Copy out the lines that include the word "name".

┌────────

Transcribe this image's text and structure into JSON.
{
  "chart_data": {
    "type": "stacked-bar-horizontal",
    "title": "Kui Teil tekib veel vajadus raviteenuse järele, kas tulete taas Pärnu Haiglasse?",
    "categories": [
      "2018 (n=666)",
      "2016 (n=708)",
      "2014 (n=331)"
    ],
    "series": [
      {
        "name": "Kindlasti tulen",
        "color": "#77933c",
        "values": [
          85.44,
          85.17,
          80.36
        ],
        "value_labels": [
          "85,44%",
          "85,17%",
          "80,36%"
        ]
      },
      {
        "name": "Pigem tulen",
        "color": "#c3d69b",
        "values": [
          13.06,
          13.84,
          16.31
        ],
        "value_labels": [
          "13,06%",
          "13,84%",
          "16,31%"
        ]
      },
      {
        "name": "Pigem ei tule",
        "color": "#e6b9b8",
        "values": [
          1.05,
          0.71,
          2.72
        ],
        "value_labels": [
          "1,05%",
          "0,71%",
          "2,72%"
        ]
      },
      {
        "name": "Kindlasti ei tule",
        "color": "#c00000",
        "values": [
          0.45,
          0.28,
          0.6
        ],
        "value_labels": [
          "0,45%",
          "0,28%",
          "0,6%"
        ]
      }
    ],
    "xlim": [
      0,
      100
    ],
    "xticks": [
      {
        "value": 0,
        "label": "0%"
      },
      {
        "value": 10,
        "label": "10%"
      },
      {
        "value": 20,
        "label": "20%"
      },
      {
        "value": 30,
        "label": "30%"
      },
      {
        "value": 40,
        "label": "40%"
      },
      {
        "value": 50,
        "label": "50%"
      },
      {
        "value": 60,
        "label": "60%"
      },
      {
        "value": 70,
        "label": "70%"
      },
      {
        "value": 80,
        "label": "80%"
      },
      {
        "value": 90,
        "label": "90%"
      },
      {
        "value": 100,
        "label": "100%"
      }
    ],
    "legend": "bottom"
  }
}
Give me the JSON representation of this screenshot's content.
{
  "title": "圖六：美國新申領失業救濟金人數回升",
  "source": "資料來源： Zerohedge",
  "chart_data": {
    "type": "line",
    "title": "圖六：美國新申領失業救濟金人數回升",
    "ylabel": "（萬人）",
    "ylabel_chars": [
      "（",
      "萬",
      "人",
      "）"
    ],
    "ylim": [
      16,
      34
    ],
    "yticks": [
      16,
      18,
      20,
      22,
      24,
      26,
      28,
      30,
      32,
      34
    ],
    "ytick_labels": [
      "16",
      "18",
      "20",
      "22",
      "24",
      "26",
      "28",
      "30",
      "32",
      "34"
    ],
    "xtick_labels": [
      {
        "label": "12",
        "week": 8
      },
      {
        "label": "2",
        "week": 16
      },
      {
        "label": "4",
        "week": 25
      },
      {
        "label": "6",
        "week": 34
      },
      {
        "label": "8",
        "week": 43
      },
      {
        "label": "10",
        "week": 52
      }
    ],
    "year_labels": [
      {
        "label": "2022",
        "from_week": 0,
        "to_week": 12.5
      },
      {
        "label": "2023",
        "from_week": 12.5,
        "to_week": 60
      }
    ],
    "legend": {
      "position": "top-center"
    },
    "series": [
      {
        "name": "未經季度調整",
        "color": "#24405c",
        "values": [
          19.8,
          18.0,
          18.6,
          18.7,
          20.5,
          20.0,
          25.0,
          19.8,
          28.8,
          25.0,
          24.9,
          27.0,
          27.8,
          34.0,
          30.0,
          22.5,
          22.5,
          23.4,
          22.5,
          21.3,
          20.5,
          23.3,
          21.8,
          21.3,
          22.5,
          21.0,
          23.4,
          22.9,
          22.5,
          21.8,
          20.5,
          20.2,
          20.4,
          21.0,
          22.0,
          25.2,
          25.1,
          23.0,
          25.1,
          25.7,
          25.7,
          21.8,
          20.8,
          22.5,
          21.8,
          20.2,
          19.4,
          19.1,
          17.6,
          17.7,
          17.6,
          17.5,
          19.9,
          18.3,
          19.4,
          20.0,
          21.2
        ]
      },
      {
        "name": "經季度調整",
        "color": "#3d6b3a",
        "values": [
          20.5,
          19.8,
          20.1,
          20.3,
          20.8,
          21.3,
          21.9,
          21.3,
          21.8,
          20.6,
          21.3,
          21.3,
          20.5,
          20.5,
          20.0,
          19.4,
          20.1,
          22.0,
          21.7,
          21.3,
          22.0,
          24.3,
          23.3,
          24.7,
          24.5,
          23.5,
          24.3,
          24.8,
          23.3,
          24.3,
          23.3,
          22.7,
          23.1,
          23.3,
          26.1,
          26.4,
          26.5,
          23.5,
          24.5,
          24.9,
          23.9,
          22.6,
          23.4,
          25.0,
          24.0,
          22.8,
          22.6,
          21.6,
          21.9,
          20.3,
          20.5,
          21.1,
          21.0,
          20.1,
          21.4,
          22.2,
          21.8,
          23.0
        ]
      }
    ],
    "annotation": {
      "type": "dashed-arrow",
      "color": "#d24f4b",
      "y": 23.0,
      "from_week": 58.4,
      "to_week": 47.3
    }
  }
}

└────────

ANSWER FOR THIS EXERCISE:
        "name": "Kindlasti tulen",
        "name": "Pigem tulen",
        "name": "Pigem ei tule",
        "name": "Kindlasti ei tule",
        "name": "未經季度調整",
        "name": "經季度調整",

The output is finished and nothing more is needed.